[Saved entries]
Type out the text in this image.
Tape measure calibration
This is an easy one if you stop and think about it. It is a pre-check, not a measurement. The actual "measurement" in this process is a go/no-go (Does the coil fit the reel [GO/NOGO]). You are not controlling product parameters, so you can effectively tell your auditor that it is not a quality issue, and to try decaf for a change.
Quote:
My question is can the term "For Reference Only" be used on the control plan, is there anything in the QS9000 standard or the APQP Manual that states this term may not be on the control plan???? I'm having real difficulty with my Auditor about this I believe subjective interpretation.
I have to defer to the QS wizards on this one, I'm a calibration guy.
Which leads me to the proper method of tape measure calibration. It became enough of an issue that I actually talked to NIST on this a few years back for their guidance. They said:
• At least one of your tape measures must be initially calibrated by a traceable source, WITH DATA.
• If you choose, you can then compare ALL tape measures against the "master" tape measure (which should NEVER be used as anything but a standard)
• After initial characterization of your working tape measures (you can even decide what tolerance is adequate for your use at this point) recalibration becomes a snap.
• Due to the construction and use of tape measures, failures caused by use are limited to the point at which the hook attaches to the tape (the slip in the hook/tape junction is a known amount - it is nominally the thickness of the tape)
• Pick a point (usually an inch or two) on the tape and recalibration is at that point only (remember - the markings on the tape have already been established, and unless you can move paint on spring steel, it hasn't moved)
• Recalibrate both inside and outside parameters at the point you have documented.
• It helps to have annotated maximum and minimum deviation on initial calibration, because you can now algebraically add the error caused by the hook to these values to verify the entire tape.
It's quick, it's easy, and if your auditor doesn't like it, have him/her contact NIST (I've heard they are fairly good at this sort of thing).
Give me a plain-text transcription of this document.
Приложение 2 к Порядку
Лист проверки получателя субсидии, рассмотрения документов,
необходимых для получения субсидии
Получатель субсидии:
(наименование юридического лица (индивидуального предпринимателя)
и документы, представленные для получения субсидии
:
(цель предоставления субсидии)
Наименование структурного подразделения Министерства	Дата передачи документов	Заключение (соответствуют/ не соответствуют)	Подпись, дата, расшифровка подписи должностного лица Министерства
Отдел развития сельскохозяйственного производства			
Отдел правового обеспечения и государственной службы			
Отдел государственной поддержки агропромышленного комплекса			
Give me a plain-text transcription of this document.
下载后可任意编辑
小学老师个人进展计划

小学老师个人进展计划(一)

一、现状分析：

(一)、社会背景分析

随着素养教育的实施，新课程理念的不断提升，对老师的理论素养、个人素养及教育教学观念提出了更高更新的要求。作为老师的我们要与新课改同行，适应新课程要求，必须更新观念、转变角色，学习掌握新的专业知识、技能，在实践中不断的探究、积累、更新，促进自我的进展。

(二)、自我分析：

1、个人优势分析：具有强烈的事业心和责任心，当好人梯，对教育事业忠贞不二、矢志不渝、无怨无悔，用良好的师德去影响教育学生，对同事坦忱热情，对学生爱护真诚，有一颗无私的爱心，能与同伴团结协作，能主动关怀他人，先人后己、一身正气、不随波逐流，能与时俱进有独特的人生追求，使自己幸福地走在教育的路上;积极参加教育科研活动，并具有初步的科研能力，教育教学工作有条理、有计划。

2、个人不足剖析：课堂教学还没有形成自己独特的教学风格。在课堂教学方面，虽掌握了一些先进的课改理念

Request
Recopy the entries above in their entirety, exactly.

Completed task
Type out the text in this image.
Tape measure calibration
This is an easy one if you stop and think about it. It is a pre-check, not a measurement. The actual "measurement" in this process is a go/no-go (Does the coil fit the reel [GO/NOGO]). You are not controlling product parameters, so you can effectively tell your auditor that it is not a quality issue, and to try decaf for a change.
Quote:
My question is can the term "For Reference Only" be used on the control plan, is there anything in the QS9000 standard or the APQP Manual that states this term may not be on the control plan???? I'm having real difficulty with my Auditor about this I believe subjective interpretation.
I have to defer to the QS wizards on this one, I'm a calibration guy.
Which leads me to the proper method of tape measure calibration. It became enough of an issue that I actually talked to NIST on this a few years back for their guidance. They said:
• At least one of your tape measures must be initially calibrated by a traceable source, WITH DATA.
• If you choose, you can then compare ALL tape measures against the "master" tape measure (which should NEVER be used as anything but a standard)
• After initial characterization of your working tape measures (you can even decide what tolerance is adequate for your use at this point) recalibration becomes a snap.
• Due to the construction and use of tape measures, failures caused by use are limited to the point at which the hook attaches to the tape (the slip in the hook/tape junction is a known amount - it is nominally the thickness of the tape)
• Pick a point (usually an inch or two) on the tape and recalibration is at that point only (remember - the markings on the tape have already been established, and unless you can move paint on spring steel, it hasn't moved)
• Recalibrate both inside and outside parameters at the point you have documented.
• It helps to have annotated maximum and minimum deviation on initial calibration, because you can now algebraically add the error caused by the hook to these values to verify the entire tape.
It's quick, it's easy, and if your auditor doesn't like it, have him/her contact NIST (I've heard they are fairly good at this sort of thing).
Give me a plain-text transcription of this document.
Приложение 2 к Порядку
Лист проверки получателя субсидии, рассмотрения документов,
необходимых для получения субсидии
Получатель субсидии:
(наименование юридического лица (индивидуального предпринимателя)
и документы, представленные для получения субсидии
:
(цель предоставления субсидии)
Наименование структурного подразделения Министерства	Дата передачи документов	Заключение (соответствуют/ не соответствуют)	Подпись, дата, расшифровка подписи должностного лица Министерства
Отдел развития сельскохозяйственного производства			
Отдел правового обеспечения и государственной службы			
Отдел государственной поддержки агропромышленного комплекса			
Give me a plain-text transcription of this document.
下载后可任意编辑
小学老师个人进展计划

小学老师个人进展计划(一)

一、现状分析：

(一)、社会背景分析

随着素养教育的实施，新课程理念的不断提升，对老师的理论素养、个人素养及教育教学观念提出了更高更新的要求。作为老师的我们要与新课改同行，适应新课程要求，必须更新观念、转变角色，学习掌握新的专业知识、技能，在实践中不断的探究、积累、更新，促进自我的进展。

(二)、自我分析：

1、个人优势分析：具有强烈的事业心和责任心，当好人梯，对教育事业忠贞不二、矢志不渝、无怨无悔，用良好的师德去影响教育学生，对同事坦忱热情，对学生爱护真诚，有一颗无私的爱心，能与同伴团结协作，能主动关怀他人，先人后己、一身正气、不随波逐流，能与时俱进有独特的人生追求，使自己幸福地走在教育的路上;积极参加教育科研活动，并具有初步的科研能力，教育教学工作有条理、有计划。

2、个人不足剖析：课堂教学还没有形成自己独特的教学风格。在课堂教学方面，虽掌握了一些先进的课改理念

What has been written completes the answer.